Print all of the data exactly as written.

start DATA TO PROCESS

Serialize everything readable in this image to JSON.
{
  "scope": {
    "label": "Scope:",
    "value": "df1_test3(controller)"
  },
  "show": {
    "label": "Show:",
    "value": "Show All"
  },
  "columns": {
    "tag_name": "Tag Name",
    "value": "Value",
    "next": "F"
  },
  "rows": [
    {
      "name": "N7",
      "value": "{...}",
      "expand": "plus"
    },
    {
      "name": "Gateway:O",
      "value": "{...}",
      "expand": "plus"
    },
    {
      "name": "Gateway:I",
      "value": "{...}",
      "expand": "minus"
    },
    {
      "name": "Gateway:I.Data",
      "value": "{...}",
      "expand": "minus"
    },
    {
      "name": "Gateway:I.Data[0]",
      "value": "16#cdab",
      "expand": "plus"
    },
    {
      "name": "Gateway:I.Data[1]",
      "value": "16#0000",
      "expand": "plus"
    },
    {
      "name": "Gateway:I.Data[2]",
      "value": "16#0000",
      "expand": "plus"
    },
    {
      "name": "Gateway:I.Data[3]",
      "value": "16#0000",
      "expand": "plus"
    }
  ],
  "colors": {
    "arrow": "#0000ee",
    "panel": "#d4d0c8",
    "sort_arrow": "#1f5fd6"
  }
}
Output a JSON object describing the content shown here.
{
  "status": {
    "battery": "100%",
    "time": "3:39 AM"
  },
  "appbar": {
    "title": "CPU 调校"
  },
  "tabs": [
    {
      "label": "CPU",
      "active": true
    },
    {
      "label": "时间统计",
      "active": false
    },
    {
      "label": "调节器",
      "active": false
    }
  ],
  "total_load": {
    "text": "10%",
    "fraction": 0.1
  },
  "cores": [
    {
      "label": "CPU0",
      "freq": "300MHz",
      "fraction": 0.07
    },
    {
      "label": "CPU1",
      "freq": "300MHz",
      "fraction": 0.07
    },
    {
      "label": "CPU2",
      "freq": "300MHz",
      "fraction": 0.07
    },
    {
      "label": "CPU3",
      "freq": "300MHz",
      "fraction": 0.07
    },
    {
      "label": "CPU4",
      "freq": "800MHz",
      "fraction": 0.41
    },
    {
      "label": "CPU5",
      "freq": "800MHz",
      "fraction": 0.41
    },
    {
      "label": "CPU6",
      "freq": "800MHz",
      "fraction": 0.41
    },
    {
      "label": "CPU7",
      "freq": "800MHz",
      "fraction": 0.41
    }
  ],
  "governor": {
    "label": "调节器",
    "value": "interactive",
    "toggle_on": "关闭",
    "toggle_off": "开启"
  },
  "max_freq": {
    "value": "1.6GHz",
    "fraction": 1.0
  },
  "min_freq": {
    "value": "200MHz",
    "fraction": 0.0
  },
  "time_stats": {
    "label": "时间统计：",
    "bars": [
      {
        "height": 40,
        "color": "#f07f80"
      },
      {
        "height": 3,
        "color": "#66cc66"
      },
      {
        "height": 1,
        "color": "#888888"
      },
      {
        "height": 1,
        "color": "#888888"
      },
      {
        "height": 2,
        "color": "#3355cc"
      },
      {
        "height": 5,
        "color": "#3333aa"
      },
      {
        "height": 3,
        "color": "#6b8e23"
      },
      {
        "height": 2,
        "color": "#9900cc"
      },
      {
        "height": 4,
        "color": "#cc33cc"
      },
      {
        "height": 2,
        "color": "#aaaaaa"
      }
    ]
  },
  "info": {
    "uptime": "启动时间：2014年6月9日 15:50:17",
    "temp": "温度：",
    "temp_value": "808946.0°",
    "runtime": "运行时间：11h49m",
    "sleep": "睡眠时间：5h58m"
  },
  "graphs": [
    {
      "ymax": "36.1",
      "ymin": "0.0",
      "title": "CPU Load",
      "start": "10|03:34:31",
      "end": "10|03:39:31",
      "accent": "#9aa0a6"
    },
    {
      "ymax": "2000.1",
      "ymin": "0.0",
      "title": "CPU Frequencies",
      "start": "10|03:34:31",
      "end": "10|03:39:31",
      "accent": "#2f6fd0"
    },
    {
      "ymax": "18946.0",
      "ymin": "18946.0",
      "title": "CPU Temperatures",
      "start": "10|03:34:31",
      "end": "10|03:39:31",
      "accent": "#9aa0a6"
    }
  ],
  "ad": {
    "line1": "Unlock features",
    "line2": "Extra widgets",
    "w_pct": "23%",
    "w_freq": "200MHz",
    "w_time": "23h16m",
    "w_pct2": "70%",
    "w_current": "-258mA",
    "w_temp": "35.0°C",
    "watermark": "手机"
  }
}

end DATA TO PROCESS

**RESPONSE TO THIS TASK**
Serialize everything readable in this image to JSON.
{
  "scope": {
    "label": "Scope:",
    "value": "df1_test3(controller)"
  },
  "show": {
    "label": "Show:",
    "value": "Show All"
  },
  "columns": {
    "tag_name": "Tag Name",
    "value": "Value",
    "next": "F"
  },
  "rows": [
    {
      "name": "N7",
      "value": "{...}",
      "expand": "plus"
    },
    {
      "name": "Gateway:O",
      "value": "{...}",
      "expand": "plus"
    },
    {
      "name": "Gateway:I",
      "value": "{...}",
      "expand": "minus"
    },
    {
      "name": "Gateway:I.Data",
      "value": "{...}",
      "expand": "minus"
    },
    {
      "name": "Gateway:I.Data[0]",
      "value": "16#cdab",
      "expand": "plus"
    },
    {
      "name": "Gateway:I.Data[1]",
      "value": "16#0000",
      "expand": "plus"
    },
    {
      "name": "Gateway:I.Data[2]",
      "value": "16#0000",
      "expand": "plus"
    },
    {
      "name": "Gateway:I.Data[3]",
      "value": "16#0000",
      "expand": "plus"
    }
  ],
  "colors": {
    "arrow": "#0000ee",
    "panel": "#d4d0c8",
    "sort_arrow": "#1f5fd6"
  }
}
Output a JSON object describing the content shown here.
{
  "status": {
    "battery": "100%",
    "time": "3:39 AM"
  },
  "appbar": {
    "title": "CPU 调校"
  },
  "tabs": [
    {
      "label": "CPU",
      "active": true
    },
    {
      "label": "时间统计",
      "active": false
    },
    {
      "label": "调节器",
      "active": false
    }
  ],
  "total_load": {
    "text": "10%",
    "fraction": 0.1
  },
  "cores": [
    {
      "label": "CPU0",
      "freq": "300MHz",
      "fraction": 0.07
    },
    {
      "label": "CPU1",
      "freq": "300MHz",
      "fraction": 0.07
    },
    {
      "label": "CPU2",
      "freq": "300MHz",
      "fraction": 0.07
    },
    {
      "label": "CPU3",
      "freq": "300MHz",
      "fraction": 0.07
    },
    {
      "label": "CPU4",
      "freq": "800MHz",
      "fraction": 0.41
    },
    {
      "label": "CPU5",
      "freq": "800MHz",
      "fraction": 0.41
    },
    {
      "label": "CPU6",
      "freq": "800MHz",
      "fraction": 0.41
    },
    {
      "label": "CPU7",
      "freq": "800MHz",
      "fraction": 0.41
    }
  ],
  "governor": {
    "label": "调节器",
    "value": "interactive",
    "toggle_on": "关闭",
    "toggle_off": "开启"
  },
  "max_freq": {
    "value": "1.6GHz",
    "fraction": 1.0
  },
  "min_freq": {
    "value": "200MHz",
    "fraction": 0.0
  },
  "time_stats": {
    "label": "时间统计：",
    "bars": [
      {
        "height": 40,
        "color": "#f07f80"
      },
      {
        "height": 3,
        "color": "#66cc66"
      },
      {
        "height": 1,
        "color": "#888888"
      },
      {
        "height": 1,
        "color": "#888888"
      },
      {
        "height": 2,
        "color": "#3355cc"
      },
      {
        "height": 5,
        "color": "#3333aa"
      },
      {
        "height": 3,
        "color": "#6b8e23"
      },
      {
        "height": 2,
        "color": "#9900cc"
      },
      {
        "height": 4,
        "color": "#cc33cc"
      },
      {
        "height": 2,
        "color": "#aaaaaa"
      }
    ]
  },
  "info": {
    "uptime": "启动时间：2014年6月9日 15:50:17",
    "temp": "温度：",
    "temp_value": "808946.0°",
    "runtime": "运行时间：11h49m",
    "sleep": "睡眠时间：5h58m"
  },
  "graphs": [
    {
      "ymax": "36.1",
      "ymin": "0.0",
      "title": "CPU Load",
      "start": "10|03:34:31",
      "end": "10|03:39:31",
      "accent": "#9aa0a6"
    },
    {
      "ymax": "2000.1",
      "ymin": "0.0",
      "title": "CPU Frequencies",
      "start": "10|03:34:31",
      "end": "10|03:39:31",
      "accent": "#2f6fd0"
    },
    {
      "ymax": "18946.0",
      "ymin": "18946.0",
      "title": "CPU Temperatures",
      "start": "10|03:34:31",
      "end": "10|03:39:31",
      "accent": "#9aa0a6"
    }
  ],
  "ad": {
    "line1": "Unlock features",
    "line2": "Extra widgets",
    "w_pct": "23%",
    "w_freq": "200MHz",
    "w_time": "23h16m",
    "w_pct2": "70%",
    "w_current": "-258mA",
    "w_temp": "35.0°C",
    "watermark": "手机"
  }
}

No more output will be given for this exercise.